▶ _SOURCE_:
---
Malaysia Day message from MCA President Datuk Seri Dr Chua Soi Lek
Sept 16, 2010 is a day that will go down in the history of Malaysia as we celebrate and give due recognition to Malaysia Day.
It is a day of great significance because we get to record a momentous day to commemorate the unification of east and west Malaysia as one nation.
It underscores the meaning of co-operation, unity and integration which reinforces the thrust of a truly One Malaysia.
The commemoration of Malaysia Day marks a milestone for the country which has gone through great challenges since Sept 16, 1963 when Sabah and Sarawak joined with the Federation of Malaya to form Malaysia .
While we look forward, we must also not be afraid to remind ourselves of the past mistakes we have made.
Let us look back before we can look ahead with renewed vigour to face greater challengers together with better courage, a clearer mind, balanced perspective, rightful thinking and not wishful thinking.
Malaysia Day is a reminder of the country’s richness in diversity, multiculturalism and multi-ethnicity and we should stand proud of what we have.
If we have used such diversity in promoting Malaysia as a tourism effort, then there is no wrong in embracing multi-ethnicity from the political point of view.
Just as through dances portraying the various cultures that we have showcased to the world, I do not see why we cannot embrace diversity in our daily and political lives as well.
---
▶ _PROVIDED MATERIAL_:
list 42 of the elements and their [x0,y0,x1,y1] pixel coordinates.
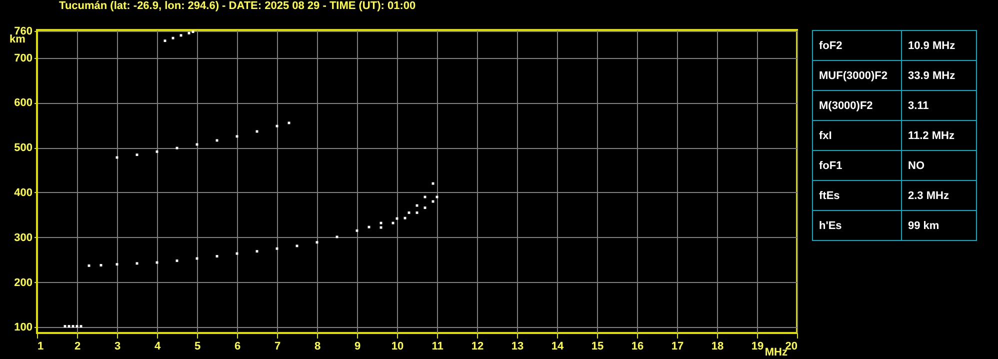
---
▶ _PROBLEMS TO SOLVE_:
• 1. Answer these questions about the Malaysia Day message:
(a) On what date did Sabah and Sarawak join the Federation of Malaya to form Malaysia?
(b) Which three things does the message say Malaysia Day underscores the meaning of?
(c) According to the message, diversity has been used to promote Malaysia as what kind of effort?
• 2. Rewrite the Malaysia Day message from "Malaysia Day is" up to and including "point of view.", putting "variety" in place of "diversity".
The listing has nothing to do with the tasks.

▶ _ANSWER LIST_:
• 1.
(a) Sept 16, 1963
(b) Co-operation, unity and integration
(c) A tourism effort

• 2.
Malaysia Day is a reminder of the country’s richness in variety, multiculturalism and multi-ethnicity and we should stand proud of what we have.
If we have used such variety in promoting Malaysia as a tourism effort, then there is no wrong in embracing multi-ethnicity from the political point of view.